What to produce:
Gather from the material every line that contains the string "icon".

Input:
# # # # #

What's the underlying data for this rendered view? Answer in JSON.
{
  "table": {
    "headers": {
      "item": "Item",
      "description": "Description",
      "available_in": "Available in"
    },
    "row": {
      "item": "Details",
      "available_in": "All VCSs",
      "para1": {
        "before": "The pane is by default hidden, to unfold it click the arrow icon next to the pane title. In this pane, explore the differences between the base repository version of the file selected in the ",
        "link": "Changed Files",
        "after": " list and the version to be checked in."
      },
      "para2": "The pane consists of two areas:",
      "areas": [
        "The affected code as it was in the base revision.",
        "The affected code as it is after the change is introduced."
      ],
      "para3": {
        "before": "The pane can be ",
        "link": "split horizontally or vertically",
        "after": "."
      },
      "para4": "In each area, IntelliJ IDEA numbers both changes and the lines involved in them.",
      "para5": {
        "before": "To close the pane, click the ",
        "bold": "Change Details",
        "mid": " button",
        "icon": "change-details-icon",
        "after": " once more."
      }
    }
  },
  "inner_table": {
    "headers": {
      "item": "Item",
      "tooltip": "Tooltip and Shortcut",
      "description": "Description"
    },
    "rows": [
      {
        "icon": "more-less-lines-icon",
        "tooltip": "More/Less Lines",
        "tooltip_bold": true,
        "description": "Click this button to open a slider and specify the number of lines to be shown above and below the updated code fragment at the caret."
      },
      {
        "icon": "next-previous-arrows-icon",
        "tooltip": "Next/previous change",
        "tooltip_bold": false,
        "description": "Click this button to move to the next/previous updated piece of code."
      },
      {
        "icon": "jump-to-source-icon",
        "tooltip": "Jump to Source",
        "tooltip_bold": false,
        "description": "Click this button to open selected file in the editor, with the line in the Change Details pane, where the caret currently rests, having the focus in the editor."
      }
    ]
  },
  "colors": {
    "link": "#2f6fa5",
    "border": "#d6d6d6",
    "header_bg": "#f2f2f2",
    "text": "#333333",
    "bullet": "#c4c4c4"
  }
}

# # # # #

Answer below:
        "before": "The pane is by default hidden, to unfold it click the arrow icon next to the pane title. In this pane, explore the differences between the base repository version of the file selected in the ",
        "icon": "change-details-icon",
        "icon": "more-less-lines-icon",
        "icon": "next-previous-arrows-icon",
        "icon": "jump-to-source-icon",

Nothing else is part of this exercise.